== THE REQUEST ==
Below you will find a set of lines. Repeat them all exactly.

Recorded data:
* * *

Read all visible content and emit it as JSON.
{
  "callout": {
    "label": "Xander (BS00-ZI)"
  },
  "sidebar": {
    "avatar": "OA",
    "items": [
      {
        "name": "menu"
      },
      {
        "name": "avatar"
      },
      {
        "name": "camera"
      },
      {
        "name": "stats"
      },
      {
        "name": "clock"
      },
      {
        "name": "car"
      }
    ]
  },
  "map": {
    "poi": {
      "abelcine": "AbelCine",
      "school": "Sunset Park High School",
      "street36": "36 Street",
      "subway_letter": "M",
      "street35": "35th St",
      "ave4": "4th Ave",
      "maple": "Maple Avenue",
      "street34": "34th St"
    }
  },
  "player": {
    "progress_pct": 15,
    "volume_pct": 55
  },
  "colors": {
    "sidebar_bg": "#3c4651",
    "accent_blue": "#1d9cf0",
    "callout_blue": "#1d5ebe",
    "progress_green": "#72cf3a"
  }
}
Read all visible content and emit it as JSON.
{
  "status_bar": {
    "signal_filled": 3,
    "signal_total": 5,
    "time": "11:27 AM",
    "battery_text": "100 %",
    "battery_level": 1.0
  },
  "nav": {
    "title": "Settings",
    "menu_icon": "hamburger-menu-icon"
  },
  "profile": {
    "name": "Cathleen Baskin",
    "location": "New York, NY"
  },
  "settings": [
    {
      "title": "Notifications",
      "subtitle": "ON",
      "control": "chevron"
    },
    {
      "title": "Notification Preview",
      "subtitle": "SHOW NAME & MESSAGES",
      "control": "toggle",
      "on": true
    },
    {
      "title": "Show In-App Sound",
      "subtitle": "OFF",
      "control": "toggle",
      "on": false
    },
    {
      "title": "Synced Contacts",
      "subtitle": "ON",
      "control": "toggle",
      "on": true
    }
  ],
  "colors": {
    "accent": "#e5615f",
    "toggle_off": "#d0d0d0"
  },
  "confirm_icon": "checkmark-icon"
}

* * *

== WRITTEN REPLY ==
Read all visible content and emit it as JSON.
{
  "callout": {
    "label": "Xander (BS00-ZI)"
  },
  "sidebar": {
    "avatar": "OA",
    "items": [
      {
        "name": "menu"
      },
      {
        "name": "avatar"
      },
      {
        "name": "camera"
      },
      {
        "name": "stats"
      },
      {
        "name": "clock"
      },
      {
        "name": "car"
      }
    ]
  },
  "map": {
    "poi": {
      "abelcine": "AbelCine",
      "school": "Sunset Park High School",
      "street36": "36 Street",
      "subway_letter": "M",
      "street35": "35th St",
      "ave4": "4th Ave",
      "maple": "Maple Avenue",
      "street34": "34th St"
    }
  },
  "player": {
    "progress_pct": 15,
    "volume_pct": 55
  },
  "colors": {
    "sidebar_bg": "#3c4651",
    "accent_blue": "#1d9cf0",
    "callout_blue": "#1d5ebe",
    "progress_green": "#72cf3a"
  }
}
Read all visible content and emit it as JSON.
{
  "status_bar": {
    "signal_filled": 3,
    "signal_total": 5,
    "time": "11:27 AM",
    "battery_text": "100 %",
    "battery_level": 1.0
  },
  "nav": {
    "title": "Settings",
    "menu_icon": "hamburger-menu-icon"
  },
  "profile": {
    "name": "Cathleen Baskin",
    "location": "New York, NY"
  },
  "settings": [
    {
      "title": "Notifications",
      "subtitle": "ON",
      "control": "chevron"
    },
    {
      "title": "Notification Preview",
      "subtitle": "SHOW NAME & MESSAGES",
      "control": "toggle",
      "on": true
    },
    {
      "title": "Show In-App Sound",
      "subtitle": "OFF",
      "control": "toggle",
      "on": false
    },
    {
      "title": "Synced Contacts",
      "subtitle": "ON",
      "control": "toggle",
      "on": true
    }
  ],
  "colors": {
    "accent": "#e5615f",
    "toggle_off": "#d0d0d0"
  },
  "confirm_icon": "checkmark-icon"
}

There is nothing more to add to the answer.